:: WHAT NEEDS TO BE DONE ::
Rewrite all of the material below as a numbered list, leaving out any blank lines.

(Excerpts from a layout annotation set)
——

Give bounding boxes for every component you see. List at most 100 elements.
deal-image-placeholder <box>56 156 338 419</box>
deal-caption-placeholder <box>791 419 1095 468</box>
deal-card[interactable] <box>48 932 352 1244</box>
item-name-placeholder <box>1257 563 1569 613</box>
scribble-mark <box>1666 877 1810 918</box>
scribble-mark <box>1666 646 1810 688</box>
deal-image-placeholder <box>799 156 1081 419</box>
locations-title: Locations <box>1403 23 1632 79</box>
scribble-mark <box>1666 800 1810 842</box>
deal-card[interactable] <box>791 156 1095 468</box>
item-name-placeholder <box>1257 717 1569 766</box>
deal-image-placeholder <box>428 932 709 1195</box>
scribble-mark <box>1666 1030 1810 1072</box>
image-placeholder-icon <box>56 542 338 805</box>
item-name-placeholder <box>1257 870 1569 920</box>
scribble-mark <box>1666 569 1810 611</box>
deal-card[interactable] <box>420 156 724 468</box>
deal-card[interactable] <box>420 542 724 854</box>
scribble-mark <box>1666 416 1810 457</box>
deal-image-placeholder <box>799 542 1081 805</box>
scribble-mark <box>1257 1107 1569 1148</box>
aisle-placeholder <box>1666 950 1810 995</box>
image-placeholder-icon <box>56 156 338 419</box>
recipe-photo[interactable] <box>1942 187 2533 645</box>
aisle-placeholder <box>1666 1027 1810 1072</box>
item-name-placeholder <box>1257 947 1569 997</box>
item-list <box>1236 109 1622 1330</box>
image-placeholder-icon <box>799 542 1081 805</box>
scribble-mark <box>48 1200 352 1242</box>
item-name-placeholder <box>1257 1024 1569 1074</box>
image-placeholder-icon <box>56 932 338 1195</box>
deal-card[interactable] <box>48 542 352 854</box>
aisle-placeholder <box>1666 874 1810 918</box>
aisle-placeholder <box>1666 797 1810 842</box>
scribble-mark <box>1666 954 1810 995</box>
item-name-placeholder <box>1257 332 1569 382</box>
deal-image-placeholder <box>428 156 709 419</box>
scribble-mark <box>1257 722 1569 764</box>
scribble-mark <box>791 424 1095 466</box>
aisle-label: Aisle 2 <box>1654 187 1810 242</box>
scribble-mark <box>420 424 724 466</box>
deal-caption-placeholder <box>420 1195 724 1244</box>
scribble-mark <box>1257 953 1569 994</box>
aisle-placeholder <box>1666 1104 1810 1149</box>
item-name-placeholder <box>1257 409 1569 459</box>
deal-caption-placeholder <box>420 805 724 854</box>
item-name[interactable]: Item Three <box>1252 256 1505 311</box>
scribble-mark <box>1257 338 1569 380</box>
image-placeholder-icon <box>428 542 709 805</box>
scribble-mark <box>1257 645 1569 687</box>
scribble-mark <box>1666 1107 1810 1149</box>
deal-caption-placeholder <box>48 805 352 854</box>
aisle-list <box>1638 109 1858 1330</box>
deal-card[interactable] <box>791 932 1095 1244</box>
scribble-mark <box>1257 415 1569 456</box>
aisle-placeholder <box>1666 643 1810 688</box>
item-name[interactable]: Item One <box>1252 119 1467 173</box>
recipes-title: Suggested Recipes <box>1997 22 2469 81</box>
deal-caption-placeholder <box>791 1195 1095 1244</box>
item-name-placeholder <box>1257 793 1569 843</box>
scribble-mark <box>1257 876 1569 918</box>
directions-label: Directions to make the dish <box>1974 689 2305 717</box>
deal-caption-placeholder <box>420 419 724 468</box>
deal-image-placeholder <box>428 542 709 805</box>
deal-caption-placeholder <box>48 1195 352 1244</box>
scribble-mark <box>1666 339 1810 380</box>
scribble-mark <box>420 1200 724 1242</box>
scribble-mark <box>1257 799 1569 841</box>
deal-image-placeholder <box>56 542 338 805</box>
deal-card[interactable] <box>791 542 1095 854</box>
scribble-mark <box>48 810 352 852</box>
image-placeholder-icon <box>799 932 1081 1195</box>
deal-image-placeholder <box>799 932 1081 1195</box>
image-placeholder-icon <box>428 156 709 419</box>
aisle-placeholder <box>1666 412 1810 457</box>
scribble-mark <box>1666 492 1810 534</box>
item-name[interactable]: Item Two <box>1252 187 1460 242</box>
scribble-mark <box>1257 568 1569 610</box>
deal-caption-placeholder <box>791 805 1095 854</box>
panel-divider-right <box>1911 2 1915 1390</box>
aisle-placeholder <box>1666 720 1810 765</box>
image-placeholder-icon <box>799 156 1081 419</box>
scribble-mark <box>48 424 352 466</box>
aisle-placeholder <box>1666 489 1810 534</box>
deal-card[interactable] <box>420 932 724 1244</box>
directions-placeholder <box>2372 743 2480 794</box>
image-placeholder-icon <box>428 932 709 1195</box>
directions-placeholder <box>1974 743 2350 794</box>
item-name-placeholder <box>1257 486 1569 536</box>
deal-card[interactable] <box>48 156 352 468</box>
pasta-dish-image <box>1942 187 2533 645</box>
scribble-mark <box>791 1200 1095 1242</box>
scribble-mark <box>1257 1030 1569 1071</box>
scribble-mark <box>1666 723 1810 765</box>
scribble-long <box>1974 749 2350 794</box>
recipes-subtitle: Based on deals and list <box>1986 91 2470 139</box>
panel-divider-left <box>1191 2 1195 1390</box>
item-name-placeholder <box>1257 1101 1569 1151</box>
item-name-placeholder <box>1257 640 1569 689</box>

——

:: FINAL ANSWER ::
1. Give bounding boxes for every component you see. List at most 100 elements.
2. deal-image-placeholder <box>56 156 338 419</box>
3. deal-caption-placeholder <box>791 419 1095 468</box>
4. deal-card[interactable] <box>48 932 352 1244</box>
5. item-name-placeholder <box>1257 563 1569 613</box>
6. scribble-mark <box>1666 877 1810 918</box>
7. scribble-mark <box>1666 646 1810 688</box>
8. deal-image-placeholder <box>799 156 1081 419</box>
9. locations-title: Locations <box>1403 23 1632 79</box>
10. scribble-mark <box>1666 800 1810 842</box>
11. deal-card[interactable] <box>791 156 1095 468</box>
12. item-name-placeholder <box>1257 717 1569 766</box>
13. deal-image-placeholder <box>428 932 709 1195</box>
14. scribble-mark <box>1666 1030 1810 1072</box>
15. image-placeholder-icon <box>56 542 338 805</box>
16. item-name-placeholder <box>1257 870 1569 920</box>
17. scribble-mark <box>1666 569 1810 611</box>
18. deal-card[interactable] <box>420 156 724 468</box>
19. deal-card[interactable] <box>420 542 724 854</box>
20. scribble-mark <box>1666 416 1810 457</box>
21. deal-image-placeholder <box>799 542 1081 805</box>
22. scribble-mark <box>1257 1107 1569 1148</box>
23. aisle-placeholder <box>1666 950 1810 995</box>
24. image-placeholder-icon <box>56 156 338 419</box>
25. recipe-photo[interactable] <box>1942 187 2533 645</box>
26. aisle-placeholder <box>1666 1027 1810 1072</box>
27. item-name-placeholder <box>1257 947 1569 997</box>
28. item-list <box>1236 109 1622 1330</box>
29. image-placeholder-icon <box>799 542 1081 805</box>
30. scribble-mark <box>48 1200 352 1242</box>
31. item-name-placeholder <box>1257 1024 1569 1074</box>
32. image-placeholder-icon <box>56 932 338 1195</box>
33. deal-card[interactable] <box>48 542 352 854</box>
34. aisle-placeholder <box>1666 874 1810 918</box>
35. aisle-placeholder <box>1666 797 1810 842</box>
36. scribble-mark <box>1666 954 1810 995</box>
37. item-name-placeholder <box>1257 332 1569 382</box>
38. deal-image-placeholder <box>428 156 709 419</box>
39. scribble-mark <box>1257 722 1569 764</box>
40. scribble-mark <box>791 424 1095 466</box>
41. aisle-label: Aisle 2 <box>1654 187 1810 242</box>
42. scribble-mark <box>420 424 724 466</box>
43. deal-caption-placeholder <box>420 1195 724 1244</box>
44. scribble-mark <box>1257 953 1569 994</box>
45. aisle-placeholder <box>1666 1104 1810 1149</box>
46. item-name-placeholder <box>1257 409 1569 459</box>
47. deal-caption-placeholder <box>420 805 724 854</box>
48. item-name[interactable]: Item Three <box>1252 256 1505 311</box>
49. scribble-mark <box>1257 338 1569 380</box>
50. image-placeholder-icon <box>428 542 709 805</box>
51. scribble-mark <box>1257 645 1569 687</box>
52. scribble-mark <box>1666 1107 1810 1149</box>
53. deal-caption-placeholder <box>48 805 352 854</box>
54. aisle-list <box>1638 109 1858 1330</box>
55. deal-card[interactable] <box>791 932 1095 1244</box>
56. scribble-mark <box>1257 415 1569 456</box>
57. aisle-placeholder <box>1666 643 1810 688</box>
58. item-name[interactable]: Item One <box>1252 119 1467 173</box>
59. recipes-title: Suggested Recipes <box>1997 22 2469 81</box>
60. deal-caption-placeholder <box>791 1195 1095 1244</box>
61. item-name-placeholder <box>1257 793 1569 843</box>
62. scribble-mark <box>1257 876 1569 918</box>
63. directions-label: Directions to make the dish <box>1974 689 2305 717</box>
64. deal-caption-placeholder <box>420 419 724 468</box>
65. deal-image-placeholder <box>428 542 709 805</box>
66. deal-caption-placeholder <box>48 1195 352 1244</box>
67. scribble-mark <box>1666 339 1810 380</box>
68. scribble-mark <box>420 1200 724 1242</box>
69. scribble-mark <box>1257 799 1569 841</box>
70. deal-image-placeholder <box>56 542 338 805</box>
71. deal-card[interactable] <box>791 542 1095 854</box>
72. scribble-mark <box>48 810 352 852</box>
73. image-placeholder-icon <box>799 932 1081 1195</box>
74. deal-image-placeholder <box>799 932 1081 1195</box>
75. image-placeholder-icon <box>428 156 709 419</box>
76. aisle-placeholder <box>1666 412 1810 457</box>
77. scribble-mark <box>1666 492 1810 534</box>
78. item-name[interactable]: Item Two <box>1252 187 1460 242</box>
79. scribble-mark <box>1257 568 1569 610</box>
80. deal-caption-placeholder <box>791 805 1095 854</box>
81. panel-divider-right <box>1911 2 1915 1390</box>
82. aisle-placeholder <box>1666 720 1810 765</box>
83. image-placeholder-icon <box>799 156 1081 419</box>
84. scribble-mark <box>48 424 352 466</box>
85. aisle-placeholder <box>1666 489 1810 534</box>
86. deal-card[interactable] <box>420 932 724 1244</box>
87. directions-placeholder <box>2372 743 2480 794</box>
88. image-placeholder-icon <box>428 932 709 1195</box>
89. directions-placeholder <box>1974 743 2350 794</box>
90. item-name-placeholder <box>1257 486 1569 536</box>
91. deal-card[interactable] <box>48 156 352 468</box>
92. pasta-dish-image <box>1942 187 2533 645</box>
93. scribble-mark <box>791 1200 1095 1242</box>
94. scribble-mark <box>1257 1030 1569 1071</box>
95. scribble-mark <box>1666 723 1810 765</box>
96. scribble-long <box>1974 749 2350 794</box>
97. recipes-subtitle: Based on deals and list <box>1986 91 2470 139</box>
98. panel-divider-left <box>1191 2 1195 1390</box>
99. item-name-placeholder <box>1257 1101 1569 1151</box>
100. item-name-placeholder <box>1257 640 1569 689</box>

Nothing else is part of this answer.